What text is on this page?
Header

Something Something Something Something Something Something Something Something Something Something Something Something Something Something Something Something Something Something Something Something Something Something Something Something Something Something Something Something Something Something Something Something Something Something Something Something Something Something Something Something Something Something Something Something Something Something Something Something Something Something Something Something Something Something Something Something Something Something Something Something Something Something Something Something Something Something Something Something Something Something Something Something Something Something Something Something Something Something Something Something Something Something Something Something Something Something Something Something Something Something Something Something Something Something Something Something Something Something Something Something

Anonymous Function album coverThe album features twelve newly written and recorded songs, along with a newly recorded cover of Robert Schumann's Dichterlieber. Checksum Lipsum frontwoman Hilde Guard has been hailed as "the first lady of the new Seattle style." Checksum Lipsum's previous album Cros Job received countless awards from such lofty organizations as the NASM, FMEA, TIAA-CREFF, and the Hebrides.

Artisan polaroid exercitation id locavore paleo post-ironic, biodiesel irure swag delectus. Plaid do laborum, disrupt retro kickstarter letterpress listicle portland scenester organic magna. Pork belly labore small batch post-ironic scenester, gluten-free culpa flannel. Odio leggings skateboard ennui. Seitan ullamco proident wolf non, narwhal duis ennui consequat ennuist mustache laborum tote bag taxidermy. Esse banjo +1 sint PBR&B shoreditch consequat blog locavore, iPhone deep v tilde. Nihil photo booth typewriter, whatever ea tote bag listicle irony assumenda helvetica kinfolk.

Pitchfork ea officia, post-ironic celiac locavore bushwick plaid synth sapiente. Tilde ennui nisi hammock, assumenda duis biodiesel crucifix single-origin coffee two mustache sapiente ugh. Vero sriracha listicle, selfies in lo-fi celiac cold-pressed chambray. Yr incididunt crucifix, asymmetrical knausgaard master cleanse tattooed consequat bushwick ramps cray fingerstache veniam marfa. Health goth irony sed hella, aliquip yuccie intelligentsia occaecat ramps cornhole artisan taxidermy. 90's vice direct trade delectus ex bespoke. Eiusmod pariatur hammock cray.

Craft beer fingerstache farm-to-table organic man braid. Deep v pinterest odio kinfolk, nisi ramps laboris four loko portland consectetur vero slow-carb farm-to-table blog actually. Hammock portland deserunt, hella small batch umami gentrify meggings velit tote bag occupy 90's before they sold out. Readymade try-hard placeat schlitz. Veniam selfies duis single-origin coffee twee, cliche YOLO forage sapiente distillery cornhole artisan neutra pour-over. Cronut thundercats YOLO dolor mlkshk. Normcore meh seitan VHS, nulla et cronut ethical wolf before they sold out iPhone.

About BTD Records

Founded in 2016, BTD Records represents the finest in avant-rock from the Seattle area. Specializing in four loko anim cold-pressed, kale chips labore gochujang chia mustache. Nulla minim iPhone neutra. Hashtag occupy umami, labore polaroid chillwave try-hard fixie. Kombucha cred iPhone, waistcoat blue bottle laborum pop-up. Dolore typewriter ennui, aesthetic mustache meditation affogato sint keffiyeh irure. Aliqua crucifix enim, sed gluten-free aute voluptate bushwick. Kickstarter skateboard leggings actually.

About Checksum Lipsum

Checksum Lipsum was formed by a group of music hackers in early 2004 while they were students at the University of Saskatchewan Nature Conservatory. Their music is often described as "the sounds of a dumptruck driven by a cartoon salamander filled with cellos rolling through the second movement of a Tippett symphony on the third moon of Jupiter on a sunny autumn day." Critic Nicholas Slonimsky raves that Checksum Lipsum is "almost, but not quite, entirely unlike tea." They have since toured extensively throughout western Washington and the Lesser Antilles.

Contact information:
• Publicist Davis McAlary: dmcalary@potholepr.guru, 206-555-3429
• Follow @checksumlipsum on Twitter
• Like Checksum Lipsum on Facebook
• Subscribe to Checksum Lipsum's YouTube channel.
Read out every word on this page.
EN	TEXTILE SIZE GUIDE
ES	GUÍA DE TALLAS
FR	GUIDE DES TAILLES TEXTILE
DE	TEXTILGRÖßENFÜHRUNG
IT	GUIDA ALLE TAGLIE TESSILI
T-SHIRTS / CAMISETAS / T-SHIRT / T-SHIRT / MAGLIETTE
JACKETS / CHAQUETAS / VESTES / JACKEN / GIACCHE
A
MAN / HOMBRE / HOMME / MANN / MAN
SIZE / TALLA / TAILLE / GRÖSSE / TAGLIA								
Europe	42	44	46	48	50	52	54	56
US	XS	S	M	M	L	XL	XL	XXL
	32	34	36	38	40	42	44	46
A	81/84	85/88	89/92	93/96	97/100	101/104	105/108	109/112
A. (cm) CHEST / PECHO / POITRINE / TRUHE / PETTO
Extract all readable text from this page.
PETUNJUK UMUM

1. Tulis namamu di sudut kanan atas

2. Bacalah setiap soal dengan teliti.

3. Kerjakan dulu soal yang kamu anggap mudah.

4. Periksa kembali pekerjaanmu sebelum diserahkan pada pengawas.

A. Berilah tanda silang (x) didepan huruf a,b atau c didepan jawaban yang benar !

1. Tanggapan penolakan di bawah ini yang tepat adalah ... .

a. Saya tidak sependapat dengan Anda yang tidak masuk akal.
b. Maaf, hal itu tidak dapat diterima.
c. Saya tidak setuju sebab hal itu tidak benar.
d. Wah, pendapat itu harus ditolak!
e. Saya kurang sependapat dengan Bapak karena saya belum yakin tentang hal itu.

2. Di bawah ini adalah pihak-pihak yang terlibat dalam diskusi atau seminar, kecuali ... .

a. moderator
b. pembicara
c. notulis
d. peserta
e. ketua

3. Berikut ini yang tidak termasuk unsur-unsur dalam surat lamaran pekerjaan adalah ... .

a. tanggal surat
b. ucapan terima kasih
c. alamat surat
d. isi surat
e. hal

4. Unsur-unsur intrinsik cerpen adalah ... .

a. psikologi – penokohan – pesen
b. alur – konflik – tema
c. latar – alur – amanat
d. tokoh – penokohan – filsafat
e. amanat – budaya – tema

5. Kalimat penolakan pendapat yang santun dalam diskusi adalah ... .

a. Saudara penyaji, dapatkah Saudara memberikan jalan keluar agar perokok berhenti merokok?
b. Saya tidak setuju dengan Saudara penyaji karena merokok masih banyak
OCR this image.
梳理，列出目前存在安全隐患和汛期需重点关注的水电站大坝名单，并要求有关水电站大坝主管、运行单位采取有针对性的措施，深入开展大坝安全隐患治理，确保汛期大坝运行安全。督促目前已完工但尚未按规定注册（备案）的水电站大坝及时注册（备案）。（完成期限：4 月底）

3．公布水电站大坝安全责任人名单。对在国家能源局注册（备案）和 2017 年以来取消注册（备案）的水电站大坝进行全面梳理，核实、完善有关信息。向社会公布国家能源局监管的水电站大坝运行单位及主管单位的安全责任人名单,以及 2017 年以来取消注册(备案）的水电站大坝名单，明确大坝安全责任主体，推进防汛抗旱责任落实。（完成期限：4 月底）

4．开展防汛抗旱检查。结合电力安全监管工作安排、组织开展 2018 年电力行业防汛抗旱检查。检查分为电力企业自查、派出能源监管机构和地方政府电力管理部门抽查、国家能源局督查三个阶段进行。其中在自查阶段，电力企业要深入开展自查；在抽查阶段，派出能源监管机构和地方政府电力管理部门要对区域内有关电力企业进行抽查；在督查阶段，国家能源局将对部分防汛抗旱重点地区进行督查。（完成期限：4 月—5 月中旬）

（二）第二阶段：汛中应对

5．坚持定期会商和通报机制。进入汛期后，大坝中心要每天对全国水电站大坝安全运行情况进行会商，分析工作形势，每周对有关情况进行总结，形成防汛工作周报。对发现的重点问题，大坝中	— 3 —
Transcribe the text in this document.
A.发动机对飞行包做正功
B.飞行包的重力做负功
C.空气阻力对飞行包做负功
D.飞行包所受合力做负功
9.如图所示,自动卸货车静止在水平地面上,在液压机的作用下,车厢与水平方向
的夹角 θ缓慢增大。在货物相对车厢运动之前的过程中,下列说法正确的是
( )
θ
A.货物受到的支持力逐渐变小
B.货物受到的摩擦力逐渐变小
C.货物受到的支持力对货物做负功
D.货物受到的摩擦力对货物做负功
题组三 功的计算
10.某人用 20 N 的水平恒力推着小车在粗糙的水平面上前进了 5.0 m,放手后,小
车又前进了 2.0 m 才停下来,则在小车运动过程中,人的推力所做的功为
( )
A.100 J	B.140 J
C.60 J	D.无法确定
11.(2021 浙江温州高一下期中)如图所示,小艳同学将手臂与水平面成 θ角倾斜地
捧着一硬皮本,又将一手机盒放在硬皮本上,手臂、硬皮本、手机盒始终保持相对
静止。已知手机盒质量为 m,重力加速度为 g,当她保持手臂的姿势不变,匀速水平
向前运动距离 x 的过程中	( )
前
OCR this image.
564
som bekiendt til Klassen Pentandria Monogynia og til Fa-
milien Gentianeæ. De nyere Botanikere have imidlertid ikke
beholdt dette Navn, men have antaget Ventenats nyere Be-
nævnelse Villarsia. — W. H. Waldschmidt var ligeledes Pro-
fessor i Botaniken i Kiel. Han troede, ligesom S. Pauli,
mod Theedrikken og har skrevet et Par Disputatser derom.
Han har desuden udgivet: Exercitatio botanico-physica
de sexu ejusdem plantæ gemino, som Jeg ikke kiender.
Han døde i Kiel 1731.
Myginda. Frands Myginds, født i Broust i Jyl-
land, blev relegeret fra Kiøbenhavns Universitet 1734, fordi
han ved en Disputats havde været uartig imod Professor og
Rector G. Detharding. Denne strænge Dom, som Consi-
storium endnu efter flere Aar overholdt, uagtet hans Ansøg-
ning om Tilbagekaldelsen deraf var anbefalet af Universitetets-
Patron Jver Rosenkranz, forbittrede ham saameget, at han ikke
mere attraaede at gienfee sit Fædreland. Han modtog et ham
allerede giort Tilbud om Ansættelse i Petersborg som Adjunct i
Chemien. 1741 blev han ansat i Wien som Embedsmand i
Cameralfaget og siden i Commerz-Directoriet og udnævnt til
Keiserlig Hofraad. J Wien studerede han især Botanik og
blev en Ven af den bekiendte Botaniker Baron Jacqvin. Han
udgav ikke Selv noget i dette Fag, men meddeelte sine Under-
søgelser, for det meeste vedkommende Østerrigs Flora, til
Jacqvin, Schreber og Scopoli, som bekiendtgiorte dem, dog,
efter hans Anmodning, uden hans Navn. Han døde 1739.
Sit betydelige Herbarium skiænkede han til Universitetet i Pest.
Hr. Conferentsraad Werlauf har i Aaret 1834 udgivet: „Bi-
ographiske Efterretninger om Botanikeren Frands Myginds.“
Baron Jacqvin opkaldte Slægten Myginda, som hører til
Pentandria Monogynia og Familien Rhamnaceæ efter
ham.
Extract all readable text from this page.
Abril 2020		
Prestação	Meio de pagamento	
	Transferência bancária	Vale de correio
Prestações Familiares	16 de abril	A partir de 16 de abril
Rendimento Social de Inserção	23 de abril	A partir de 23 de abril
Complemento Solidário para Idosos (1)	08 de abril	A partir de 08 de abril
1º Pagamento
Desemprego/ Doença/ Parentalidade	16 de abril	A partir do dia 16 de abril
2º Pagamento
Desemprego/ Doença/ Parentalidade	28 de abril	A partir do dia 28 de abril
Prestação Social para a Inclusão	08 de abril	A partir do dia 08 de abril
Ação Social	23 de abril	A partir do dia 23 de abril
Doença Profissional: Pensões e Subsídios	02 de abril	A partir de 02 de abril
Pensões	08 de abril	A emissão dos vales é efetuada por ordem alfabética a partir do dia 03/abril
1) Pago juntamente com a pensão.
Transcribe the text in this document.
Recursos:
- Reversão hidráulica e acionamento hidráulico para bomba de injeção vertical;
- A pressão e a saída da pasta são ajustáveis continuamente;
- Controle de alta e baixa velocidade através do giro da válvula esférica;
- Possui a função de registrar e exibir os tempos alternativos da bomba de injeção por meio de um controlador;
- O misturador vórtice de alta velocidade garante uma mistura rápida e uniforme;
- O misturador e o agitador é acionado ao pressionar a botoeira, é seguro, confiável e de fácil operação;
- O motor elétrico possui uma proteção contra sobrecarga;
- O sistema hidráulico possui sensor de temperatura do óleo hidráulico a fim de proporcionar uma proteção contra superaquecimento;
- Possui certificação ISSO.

----------------

▸ REQUIRED TASK: Copy every line of the records above that contains "Social".

▸ THE OUTPUT:
Rendimento Social de Inserção	23 de abril	A partir de 23 de abril
Prestação Social para a Inclusão	08 de abril	A partir do dia 08 de abril
Ação Social	23 de abril	A partir do dia 23 de abril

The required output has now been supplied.